>> BEGIN Input material
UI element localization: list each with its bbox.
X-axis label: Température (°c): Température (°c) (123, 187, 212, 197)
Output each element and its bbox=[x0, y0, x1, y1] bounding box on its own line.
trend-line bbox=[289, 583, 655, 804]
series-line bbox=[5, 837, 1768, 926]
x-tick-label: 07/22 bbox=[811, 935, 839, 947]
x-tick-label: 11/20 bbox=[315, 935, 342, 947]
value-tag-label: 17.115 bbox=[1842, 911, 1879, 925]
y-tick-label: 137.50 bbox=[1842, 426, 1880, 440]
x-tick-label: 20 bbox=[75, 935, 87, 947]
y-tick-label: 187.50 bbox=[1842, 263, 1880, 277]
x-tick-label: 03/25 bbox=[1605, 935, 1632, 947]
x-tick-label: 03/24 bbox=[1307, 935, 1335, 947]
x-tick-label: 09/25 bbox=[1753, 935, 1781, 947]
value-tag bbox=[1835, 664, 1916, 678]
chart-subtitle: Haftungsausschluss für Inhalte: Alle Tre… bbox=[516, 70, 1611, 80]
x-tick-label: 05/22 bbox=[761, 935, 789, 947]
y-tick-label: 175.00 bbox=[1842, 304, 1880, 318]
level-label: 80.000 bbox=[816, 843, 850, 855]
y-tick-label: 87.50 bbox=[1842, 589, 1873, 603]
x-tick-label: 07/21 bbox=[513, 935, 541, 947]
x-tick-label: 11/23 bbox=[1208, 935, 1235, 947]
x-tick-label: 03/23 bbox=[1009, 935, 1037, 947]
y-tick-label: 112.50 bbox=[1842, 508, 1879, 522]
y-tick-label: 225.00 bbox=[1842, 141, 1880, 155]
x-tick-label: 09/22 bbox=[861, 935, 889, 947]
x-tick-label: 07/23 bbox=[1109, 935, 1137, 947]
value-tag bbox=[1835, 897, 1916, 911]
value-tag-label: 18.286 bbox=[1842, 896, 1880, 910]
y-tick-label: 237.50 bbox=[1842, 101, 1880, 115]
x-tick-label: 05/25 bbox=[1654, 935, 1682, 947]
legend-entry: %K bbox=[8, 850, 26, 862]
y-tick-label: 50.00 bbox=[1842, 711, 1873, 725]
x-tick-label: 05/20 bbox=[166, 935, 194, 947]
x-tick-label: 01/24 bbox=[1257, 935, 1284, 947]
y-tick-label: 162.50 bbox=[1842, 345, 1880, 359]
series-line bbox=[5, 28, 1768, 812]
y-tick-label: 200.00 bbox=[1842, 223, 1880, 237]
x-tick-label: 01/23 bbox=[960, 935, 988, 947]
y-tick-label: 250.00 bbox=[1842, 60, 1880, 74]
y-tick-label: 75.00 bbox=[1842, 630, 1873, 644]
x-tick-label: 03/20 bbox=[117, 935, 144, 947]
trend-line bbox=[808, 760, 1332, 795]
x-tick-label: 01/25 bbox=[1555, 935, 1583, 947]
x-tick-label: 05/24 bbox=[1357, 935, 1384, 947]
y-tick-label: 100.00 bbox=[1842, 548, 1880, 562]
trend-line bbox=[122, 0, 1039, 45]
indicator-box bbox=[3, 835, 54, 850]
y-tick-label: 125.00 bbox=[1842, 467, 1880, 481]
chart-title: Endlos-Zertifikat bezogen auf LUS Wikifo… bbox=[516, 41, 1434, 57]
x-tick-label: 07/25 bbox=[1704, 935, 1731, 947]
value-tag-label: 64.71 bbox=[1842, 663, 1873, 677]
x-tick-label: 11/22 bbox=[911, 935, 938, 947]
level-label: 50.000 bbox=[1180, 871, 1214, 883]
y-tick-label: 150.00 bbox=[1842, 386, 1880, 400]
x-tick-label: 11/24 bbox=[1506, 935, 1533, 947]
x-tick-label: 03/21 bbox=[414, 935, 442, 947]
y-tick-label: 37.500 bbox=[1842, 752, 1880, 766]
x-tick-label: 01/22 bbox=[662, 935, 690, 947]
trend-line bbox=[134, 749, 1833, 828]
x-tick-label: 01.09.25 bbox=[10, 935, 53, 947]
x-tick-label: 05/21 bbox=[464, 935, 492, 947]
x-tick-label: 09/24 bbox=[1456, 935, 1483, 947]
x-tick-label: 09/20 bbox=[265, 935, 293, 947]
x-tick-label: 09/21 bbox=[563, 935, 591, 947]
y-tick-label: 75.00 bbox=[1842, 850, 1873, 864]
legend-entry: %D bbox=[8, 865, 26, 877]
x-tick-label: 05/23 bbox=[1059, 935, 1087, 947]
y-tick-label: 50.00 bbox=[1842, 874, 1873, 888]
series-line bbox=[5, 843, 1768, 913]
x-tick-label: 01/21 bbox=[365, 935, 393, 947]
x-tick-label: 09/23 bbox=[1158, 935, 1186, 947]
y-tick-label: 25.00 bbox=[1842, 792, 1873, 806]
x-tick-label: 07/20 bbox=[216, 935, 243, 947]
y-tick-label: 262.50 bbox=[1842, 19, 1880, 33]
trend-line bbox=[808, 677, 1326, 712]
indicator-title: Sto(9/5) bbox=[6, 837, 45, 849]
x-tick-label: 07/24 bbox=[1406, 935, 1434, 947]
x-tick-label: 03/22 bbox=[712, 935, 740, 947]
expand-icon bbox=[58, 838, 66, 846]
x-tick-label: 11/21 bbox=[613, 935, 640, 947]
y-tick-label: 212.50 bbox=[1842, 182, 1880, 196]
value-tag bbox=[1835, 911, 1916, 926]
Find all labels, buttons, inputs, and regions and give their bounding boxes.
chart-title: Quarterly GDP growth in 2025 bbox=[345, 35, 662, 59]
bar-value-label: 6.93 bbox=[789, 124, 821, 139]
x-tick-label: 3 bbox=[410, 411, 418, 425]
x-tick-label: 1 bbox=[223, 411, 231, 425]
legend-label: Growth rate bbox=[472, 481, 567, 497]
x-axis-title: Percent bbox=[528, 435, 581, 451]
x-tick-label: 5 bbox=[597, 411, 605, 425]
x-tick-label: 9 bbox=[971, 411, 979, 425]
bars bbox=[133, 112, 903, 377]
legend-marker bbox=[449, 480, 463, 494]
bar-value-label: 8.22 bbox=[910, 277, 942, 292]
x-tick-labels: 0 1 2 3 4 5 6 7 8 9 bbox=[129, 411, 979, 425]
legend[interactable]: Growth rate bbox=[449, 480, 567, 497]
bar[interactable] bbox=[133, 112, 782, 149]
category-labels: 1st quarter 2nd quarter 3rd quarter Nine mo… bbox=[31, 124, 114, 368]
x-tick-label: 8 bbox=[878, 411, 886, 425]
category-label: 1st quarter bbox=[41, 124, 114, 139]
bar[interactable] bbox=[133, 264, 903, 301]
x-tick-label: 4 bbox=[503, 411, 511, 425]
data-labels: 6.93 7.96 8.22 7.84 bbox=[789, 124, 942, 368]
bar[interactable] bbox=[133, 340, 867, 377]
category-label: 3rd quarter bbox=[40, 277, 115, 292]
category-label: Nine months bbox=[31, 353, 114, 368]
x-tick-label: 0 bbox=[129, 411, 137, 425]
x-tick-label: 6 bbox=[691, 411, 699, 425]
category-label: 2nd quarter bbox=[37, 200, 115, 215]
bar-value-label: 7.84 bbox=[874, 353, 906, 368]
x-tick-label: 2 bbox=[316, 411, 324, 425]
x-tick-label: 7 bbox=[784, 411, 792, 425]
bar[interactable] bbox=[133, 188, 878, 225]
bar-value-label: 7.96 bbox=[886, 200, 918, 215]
>> END Input material
▸ Goal: Quote the data verbatim from its first line through the line containing "series-line bbox=[5, 837, 1768, 926]", both ends included.

▸ Solved problem:
UI element localization: list each with its bbox.
X-axis label: Température (°c): Température (°c) (123, 187, 212, 197)
Output each element and its bbox=[x0, y0, x1, y1] bounding box on its own line.
trend-line bbox=[289, 583, 655, 804]
series-line bbox=[5, 837, 1768, 926]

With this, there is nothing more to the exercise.